- What you should do: Retype the listing that follows, word for word.

- Recorded data:
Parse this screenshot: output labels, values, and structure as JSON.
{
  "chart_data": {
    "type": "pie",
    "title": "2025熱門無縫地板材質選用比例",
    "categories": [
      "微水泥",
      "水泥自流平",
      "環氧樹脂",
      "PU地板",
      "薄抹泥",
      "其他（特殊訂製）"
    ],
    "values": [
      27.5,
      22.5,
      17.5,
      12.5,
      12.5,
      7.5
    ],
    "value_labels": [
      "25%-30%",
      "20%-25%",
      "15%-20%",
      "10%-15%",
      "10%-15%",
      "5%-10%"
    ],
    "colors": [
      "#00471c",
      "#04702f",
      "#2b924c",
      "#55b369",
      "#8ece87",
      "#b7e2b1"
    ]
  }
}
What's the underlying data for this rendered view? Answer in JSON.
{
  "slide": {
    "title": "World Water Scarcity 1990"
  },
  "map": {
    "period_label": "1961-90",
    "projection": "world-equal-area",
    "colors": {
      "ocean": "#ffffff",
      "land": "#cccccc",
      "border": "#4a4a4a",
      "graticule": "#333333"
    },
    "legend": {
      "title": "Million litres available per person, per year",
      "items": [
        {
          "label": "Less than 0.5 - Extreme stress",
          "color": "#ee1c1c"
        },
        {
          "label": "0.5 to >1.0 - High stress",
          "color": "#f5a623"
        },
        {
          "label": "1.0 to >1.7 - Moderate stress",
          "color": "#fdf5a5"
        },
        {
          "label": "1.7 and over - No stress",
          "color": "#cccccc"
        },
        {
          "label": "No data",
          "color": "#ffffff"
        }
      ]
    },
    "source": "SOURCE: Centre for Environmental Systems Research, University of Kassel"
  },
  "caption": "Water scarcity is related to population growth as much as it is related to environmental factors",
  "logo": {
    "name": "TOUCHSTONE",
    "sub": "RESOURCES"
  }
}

- Full solution:
Parse this screenshot: output labels, values, and structure as JSON.
{
  "chart_data": {
    "type": "pie",
    "title": "2025熱門無縫地板材質選用比例",
    "categories": [
      "微水泥",
      "水泥自流平",
      "環氧樹脂",
      "PU地板",
      "薄抹泥",
      "其他（特殊訂製）"
    ],
    "values": [
      27.5,
      22.5,
      17.5,
      12.5,
      12.5,
      7.5
    ],
    "value_labels": [
      "25%-30%",
      "20%-25%",
      "15%-20%",
      "10%-15%",
      "10%-15%",
      "5%-10%"
    ],
    "colors": [
      "#00471c",
      "#04702f",
      "#2b924c",
      "#55b369",
      "#8ece87",
      "#b7e2b1"
    ]
  }
}
What's the underlying data for this rendered view? Answer in JSON.
{
  "slide": {
    "title": "World Water Scarcity 1990"
  },
  "map": {
    "period_label": "1961-90",
    "projection": "world-equal-area",
    "colors": {
      "ocean": "#ffffff",
      "land": "#cccccc",
      "border": "#4a4a4a",
      "graticule": "#333333"
    },
    "legend": {
      "title": "Million litres available per person, per year",
      "items": [
        {
          "label": "Less than 0.5 - Extreme stress",
          "color": "#ee1c1c"
        },
        {
          "label": "0.5 to >1.0 - High stress",
          "color": "#f5a623"
        },
        {
          "label": "1.0 to >1.7 - Moderate stress",
          "color": "#fdf5a5"
        },
        {
          "label": "1.7 and over - No stress",
          "color": "#cccccc"
        },
        {
          "label": "No data",
          "color": "#ffffff"
        }
      ]
    },
    "source": "SOURCE: Centre for Environmental Systems Research, University of Kassel"
  },
  "caption": "Water scarcity is related to population growth as much as it is related to environmental factors",
  "logo": {
    "name": "TOUCHSTONE",
    "sub": "RESOURCES"
  }
}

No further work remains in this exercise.